GOAL OF THE EXERCISE — Work out how many lines in the entries contain the string "Payroll", and give nothing but that number.

⟨

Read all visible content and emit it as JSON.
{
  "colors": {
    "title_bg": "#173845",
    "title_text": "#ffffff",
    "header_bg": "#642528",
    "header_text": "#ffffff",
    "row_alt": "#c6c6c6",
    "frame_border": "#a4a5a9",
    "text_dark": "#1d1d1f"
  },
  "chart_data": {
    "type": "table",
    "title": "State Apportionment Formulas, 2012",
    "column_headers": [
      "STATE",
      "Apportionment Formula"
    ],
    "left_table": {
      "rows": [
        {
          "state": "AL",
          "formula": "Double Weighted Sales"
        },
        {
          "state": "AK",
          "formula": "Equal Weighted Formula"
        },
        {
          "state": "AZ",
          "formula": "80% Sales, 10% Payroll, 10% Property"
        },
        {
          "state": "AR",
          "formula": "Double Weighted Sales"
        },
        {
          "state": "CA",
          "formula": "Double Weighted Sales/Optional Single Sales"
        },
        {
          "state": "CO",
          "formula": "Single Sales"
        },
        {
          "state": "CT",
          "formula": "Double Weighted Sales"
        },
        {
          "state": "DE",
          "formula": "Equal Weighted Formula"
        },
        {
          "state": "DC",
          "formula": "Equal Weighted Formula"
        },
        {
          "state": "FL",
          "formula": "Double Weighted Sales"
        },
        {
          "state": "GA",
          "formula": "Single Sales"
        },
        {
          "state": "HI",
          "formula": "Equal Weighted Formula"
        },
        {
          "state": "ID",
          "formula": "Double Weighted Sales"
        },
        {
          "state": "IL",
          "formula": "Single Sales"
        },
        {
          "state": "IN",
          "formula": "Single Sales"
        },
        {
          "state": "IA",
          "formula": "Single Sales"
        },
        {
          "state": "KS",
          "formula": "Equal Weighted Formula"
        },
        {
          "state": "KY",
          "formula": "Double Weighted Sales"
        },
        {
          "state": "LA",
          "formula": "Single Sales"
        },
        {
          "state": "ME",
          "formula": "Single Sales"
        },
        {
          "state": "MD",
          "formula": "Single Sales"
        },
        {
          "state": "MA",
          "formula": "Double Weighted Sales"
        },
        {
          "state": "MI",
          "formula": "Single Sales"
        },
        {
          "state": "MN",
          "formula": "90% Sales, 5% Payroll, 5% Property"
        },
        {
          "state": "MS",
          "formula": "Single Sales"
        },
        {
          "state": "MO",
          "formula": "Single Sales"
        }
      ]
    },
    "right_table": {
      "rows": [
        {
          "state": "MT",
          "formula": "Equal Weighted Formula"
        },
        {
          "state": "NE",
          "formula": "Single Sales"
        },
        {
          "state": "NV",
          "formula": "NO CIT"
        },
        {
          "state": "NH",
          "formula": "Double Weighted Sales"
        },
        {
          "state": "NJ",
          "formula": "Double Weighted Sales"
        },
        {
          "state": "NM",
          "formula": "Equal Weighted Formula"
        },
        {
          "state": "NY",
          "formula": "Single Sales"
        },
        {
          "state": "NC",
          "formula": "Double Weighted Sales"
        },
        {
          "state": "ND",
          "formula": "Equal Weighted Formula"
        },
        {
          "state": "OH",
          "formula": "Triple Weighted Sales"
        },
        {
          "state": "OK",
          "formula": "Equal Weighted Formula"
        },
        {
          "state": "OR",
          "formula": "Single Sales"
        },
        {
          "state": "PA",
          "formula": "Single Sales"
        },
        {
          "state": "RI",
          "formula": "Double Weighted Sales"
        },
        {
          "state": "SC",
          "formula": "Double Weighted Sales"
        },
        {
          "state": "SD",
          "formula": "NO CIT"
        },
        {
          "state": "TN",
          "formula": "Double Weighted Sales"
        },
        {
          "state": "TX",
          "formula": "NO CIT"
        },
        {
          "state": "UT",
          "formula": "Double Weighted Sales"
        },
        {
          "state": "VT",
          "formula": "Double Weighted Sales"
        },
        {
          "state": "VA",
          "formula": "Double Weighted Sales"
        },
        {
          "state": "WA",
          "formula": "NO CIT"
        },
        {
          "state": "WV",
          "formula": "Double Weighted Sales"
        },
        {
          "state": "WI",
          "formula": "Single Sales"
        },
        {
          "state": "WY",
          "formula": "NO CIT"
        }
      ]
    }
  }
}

⟩

TASK OUTPUT — 2